What is asked: Tally the lines below that contain the word "iDevice", and give only that number.

Dataset records
--- Begin ---
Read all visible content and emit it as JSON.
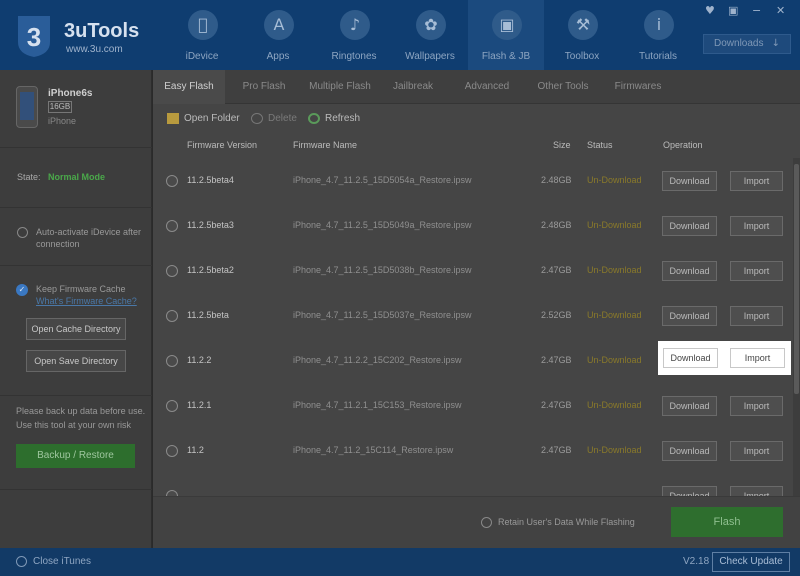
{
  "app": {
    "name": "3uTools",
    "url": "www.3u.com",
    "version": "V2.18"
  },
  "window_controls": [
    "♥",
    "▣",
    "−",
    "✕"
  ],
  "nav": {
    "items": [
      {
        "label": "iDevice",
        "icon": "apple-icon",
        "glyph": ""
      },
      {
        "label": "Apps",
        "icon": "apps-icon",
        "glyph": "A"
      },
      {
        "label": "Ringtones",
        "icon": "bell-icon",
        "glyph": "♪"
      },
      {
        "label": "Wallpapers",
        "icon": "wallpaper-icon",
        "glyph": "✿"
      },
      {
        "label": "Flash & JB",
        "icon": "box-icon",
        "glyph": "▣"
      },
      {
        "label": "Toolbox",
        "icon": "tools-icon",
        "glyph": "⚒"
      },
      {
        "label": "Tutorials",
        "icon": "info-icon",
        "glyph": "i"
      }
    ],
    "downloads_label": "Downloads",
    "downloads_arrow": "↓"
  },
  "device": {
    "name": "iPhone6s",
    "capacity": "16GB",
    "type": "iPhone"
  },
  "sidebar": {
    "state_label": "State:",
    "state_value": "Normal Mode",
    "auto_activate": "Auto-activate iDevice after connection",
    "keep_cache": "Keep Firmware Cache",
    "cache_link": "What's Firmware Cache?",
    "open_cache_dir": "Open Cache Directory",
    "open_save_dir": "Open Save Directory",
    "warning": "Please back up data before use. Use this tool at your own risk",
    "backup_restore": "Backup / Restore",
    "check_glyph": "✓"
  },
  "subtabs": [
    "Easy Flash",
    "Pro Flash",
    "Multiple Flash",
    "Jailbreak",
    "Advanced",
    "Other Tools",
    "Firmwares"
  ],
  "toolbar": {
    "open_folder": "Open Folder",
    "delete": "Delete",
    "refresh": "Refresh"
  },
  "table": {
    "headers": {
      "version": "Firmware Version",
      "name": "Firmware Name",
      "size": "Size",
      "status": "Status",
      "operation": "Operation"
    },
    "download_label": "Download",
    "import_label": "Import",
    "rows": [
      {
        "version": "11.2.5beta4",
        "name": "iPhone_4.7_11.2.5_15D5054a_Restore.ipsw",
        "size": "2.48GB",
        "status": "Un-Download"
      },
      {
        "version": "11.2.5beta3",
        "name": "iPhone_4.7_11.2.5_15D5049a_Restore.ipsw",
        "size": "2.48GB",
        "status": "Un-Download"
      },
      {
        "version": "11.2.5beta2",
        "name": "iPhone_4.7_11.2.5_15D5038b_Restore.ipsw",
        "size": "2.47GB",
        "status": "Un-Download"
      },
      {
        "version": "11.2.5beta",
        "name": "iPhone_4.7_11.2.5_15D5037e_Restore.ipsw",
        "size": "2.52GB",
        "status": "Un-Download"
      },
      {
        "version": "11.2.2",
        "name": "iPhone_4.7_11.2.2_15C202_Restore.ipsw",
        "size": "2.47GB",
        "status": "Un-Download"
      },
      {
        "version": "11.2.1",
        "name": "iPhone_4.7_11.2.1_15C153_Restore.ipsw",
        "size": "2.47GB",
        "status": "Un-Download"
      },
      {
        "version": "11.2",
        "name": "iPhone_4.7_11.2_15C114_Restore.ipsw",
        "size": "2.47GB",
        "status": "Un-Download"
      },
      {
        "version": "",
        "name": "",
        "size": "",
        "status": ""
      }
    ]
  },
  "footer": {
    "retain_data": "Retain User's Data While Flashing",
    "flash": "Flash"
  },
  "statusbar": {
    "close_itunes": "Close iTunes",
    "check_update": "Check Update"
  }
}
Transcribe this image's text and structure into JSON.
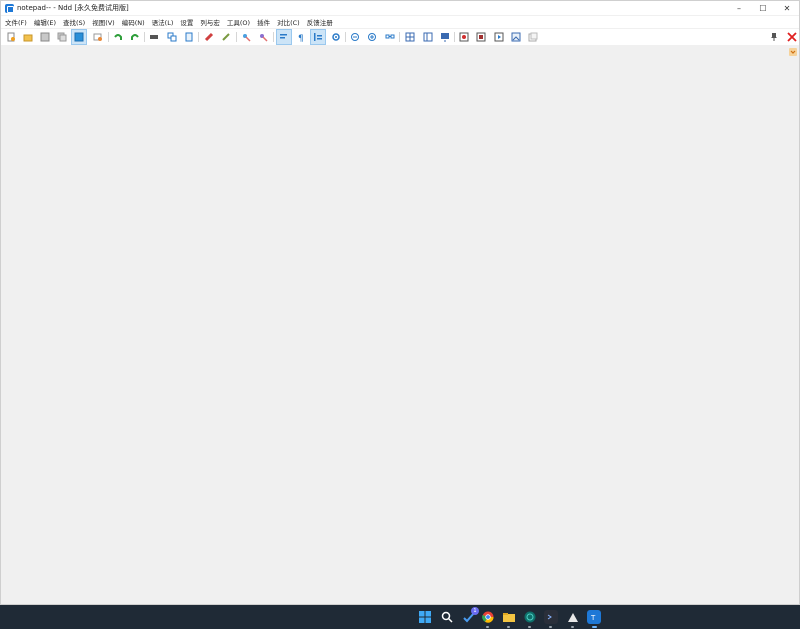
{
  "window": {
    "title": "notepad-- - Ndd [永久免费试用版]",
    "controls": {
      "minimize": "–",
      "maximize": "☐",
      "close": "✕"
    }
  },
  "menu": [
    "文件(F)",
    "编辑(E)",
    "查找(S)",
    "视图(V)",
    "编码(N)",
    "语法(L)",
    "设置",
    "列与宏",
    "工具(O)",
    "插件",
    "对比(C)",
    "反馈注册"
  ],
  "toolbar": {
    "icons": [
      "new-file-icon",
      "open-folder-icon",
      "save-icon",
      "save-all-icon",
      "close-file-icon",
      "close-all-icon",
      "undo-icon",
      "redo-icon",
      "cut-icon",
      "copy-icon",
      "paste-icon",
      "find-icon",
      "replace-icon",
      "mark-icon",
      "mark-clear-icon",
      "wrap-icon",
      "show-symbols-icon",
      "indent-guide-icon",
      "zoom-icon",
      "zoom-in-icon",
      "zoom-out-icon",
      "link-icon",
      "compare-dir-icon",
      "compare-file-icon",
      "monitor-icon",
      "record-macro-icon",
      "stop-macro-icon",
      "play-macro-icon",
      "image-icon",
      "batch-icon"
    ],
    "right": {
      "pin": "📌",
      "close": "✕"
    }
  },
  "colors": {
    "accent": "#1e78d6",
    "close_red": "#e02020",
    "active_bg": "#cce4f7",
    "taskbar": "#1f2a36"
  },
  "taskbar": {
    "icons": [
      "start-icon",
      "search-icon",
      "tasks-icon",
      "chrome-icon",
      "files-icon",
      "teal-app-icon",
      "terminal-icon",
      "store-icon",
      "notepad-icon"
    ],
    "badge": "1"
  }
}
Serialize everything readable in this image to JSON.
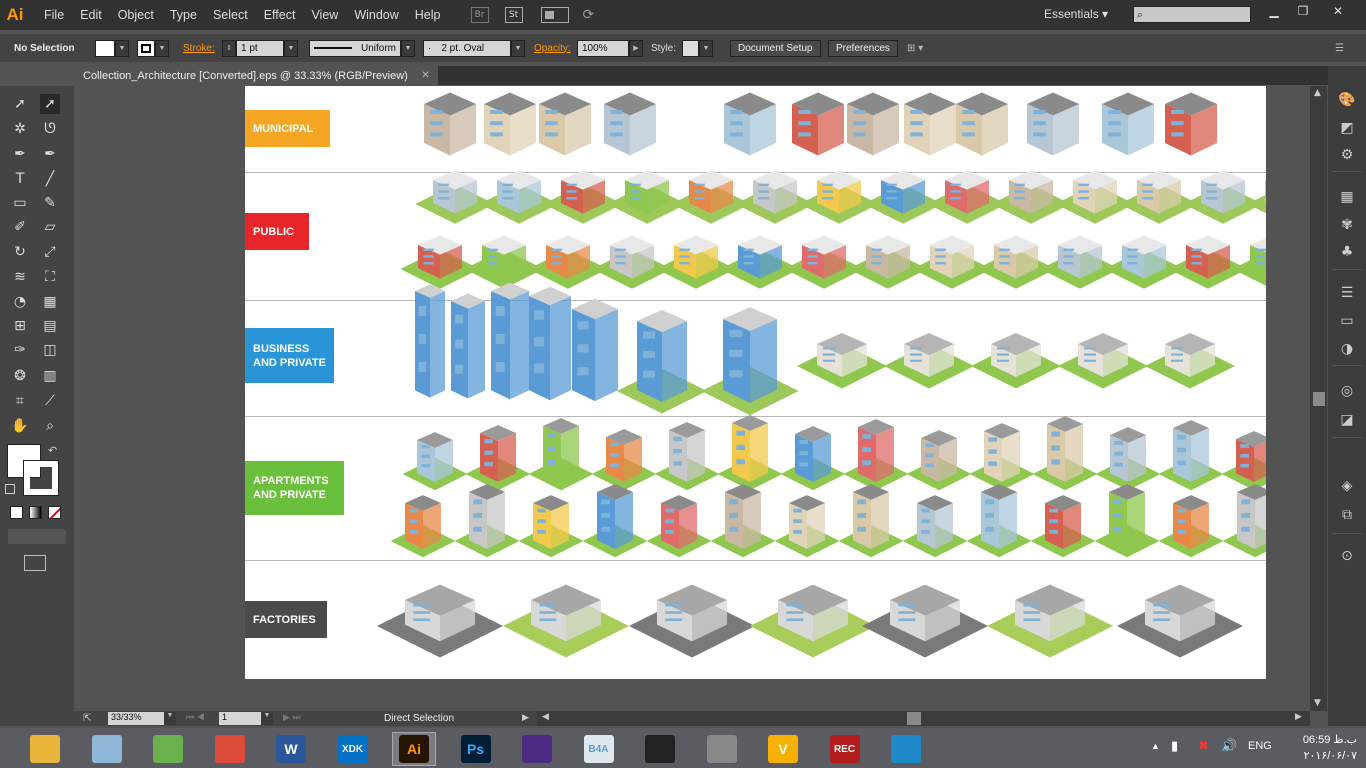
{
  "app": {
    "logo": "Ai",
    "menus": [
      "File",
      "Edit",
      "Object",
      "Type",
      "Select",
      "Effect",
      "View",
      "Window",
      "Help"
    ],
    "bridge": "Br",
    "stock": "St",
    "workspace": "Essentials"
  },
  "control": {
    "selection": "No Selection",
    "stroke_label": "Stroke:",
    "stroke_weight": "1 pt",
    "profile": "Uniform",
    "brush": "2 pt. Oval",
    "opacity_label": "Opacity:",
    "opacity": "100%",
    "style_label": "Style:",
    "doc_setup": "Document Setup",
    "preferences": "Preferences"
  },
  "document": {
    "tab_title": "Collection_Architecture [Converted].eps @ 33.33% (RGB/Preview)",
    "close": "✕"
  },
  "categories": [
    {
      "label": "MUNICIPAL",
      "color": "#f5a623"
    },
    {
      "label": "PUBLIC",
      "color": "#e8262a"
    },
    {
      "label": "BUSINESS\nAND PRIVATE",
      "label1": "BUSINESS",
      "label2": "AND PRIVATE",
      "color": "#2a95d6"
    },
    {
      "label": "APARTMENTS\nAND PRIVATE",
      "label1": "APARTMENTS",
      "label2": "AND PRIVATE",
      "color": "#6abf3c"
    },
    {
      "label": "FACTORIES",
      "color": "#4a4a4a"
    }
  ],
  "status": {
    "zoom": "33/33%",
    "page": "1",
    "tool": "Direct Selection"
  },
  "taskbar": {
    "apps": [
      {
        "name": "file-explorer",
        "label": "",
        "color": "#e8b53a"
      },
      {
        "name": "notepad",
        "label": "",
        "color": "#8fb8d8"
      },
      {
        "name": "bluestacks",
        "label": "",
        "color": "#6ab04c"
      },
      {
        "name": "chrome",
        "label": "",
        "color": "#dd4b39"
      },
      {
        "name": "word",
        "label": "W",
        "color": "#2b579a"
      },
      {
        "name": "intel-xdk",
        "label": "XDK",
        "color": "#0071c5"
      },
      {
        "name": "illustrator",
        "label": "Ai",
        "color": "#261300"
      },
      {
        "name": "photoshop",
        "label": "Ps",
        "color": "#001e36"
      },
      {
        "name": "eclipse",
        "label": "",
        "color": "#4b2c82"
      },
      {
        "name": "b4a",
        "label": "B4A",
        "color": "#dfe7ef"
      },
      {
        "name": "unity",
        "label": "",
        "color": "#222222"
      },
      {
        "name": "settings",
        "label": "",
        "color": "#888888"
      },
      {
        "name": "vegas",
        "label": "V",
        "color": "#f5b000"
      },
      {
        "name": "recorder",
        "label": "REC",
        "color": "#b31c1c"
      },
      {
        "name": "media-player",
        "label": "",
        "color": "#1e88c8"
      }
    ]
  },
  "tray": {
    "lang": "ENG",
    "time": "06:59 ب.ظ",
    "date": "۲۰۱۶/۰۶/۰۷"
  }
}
--- End ---
Exercise answer: 2